Count the lines in the entries below that contain the string "card", matching case exactly. Reply with the number alone.

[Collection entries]

###

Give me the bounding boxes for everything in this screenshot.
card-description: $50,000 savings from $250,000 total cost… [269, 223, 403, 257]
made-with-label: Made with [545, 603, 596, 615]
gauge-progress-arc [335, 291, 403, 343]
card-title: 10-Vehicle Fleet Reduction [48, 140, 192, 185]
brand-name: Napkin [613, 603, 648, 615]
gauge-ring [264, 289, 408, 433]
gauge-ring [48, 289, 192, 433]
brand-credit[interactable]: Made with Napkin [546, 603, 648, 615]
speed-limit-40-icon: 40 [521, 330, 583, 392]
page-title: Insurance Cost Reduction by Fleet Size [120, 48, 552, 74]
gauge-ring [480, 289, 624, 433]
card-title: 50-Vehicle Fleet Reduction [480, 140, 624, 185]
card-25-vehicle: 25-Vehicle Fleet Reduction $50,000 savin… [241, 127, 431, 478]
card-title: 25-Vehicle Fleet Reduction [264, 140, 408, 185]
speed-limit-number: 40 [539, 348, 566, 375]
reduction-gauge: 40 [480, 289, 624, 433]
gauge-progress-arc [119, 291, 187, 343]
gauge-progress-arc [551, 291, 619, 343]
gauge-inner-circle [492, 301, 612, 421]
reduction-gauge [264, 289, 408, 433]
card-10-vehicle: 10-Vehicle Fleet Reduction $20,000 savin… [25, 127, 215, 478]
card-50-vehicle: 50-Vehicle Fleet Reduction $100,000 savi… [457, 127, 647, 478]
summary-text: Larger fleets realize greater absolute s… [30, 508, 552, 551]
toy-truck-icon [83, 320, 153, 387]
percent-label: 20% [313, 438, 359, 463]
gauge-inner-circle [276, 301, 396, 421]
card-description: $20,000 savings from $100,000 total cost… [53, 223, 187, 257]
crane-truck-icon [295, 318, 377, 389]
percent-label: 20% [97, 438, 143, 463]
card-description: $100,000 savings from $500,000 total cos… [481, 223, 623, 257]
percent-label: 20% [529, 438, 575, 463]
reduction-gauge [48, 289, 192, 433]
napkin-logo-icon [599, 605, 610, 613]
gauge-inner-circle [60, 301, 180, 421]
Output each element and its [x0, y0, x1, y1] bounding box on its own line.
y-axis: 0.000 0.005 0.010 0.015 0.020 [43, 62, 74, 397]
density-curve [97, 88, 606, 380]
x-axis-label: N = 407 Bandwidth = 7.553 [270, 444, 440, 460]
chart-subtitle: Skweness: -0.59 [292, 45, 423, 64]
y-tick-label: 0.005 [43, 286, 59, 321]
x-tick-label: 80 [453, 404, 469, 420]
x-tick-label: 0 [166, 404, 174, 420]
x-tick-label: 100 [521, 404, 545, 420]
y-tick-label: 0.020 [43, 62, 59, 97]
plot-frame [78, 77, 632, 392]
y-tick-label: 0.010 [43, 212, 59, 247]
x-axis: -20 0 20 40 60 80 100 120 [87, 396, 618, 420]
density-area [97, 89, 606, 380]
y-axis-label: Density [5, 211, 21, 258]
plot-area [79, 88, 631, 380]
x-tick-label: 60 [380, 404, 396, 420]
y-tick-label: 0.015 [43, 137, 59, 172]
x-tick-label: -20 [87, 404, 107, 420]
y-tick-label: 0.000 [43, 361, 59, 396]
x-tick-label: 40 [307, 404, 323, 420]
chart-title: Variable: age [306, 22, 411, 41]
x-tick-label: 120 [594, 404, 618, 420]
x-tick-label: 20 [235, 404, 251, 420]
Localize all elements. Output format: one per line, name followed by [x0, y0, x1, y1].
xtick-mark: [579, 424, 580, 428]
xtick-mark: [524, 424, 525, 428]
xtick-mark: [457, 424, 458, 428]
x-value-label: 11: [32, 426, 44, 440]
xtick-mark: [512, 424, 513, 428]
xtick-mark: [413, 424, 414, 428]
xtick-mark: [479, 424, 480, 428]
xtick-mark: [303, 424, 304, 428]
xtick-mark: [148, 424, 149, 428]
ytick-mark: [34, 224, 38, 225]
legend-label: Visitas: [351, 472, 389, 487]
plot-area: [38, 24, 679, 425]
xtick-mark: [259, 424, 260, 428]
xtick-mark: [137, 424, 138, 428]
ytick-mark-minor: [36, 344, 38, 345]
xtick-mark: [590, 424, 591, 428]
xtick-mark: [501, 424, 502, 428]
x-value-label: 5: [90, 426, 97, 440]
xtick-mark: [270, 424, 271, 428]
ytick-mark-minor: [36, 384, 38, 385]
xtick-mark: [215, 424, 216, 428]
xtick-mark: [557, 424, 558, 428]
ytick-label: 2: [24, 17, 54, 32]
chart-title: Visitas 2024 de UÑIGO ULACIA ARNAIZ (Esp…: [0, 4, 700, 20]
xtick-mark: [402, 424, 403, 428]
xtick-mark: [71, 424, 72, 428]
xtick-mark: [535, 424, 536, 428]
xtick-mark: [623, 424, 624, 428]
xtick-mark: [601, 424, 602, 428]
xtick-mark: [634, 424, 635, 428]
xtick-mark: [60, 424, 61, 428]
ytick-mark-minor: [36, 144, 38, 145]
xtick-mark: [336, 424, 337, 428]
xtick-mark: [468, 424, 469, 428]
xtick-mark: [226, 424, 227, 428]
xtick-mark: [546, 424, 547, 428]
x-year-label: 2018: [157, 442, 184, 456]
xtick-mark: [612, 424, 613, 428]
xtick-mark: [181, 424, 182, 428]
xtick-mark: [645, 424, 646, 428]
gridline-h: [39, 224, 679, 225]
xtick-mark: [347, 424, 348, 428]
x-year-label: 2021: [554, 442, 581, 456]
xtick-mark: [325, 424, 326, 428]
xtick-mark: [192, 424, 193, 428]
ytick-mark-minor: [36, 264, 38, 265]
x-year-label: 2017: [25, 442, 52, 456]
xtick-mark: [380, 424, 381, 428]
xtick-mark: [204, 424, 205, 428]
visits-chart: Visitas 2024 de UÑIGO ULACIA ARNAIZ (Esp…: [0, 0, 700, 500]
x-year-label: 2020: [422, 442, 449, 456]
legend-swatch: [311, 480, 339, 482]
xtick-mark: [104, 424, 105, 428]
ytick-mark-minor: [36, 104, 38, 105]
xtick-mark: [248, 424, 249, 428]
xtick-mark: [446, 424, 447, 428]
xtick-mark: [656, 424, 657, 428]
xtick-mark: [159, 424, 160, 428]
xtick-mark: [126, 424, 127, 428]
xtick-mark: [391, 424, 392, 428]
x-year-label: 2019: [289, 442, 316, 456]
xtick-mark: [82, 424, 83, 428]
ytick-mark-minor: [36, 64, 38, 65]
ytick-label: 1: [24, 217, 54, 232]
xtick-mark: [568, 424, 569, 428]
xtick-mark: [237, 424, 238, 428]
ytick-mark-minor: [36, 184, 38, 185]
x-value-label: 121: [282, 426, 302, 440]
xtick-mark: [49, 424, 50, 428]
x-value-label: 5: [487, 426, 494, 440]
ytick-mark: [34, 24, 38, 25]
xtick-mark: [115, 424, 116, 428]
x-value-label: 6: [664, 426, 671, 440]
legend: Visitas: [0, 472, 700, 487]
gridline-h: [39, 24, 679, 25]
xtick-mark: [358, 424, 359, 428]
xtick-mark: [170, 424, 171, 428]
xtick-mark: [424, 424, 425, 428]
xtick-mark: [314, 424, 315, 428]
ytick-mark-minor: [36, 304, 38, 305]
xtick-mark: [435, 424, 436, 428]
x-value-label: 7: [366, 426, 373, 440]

###

**OUTPUT**
9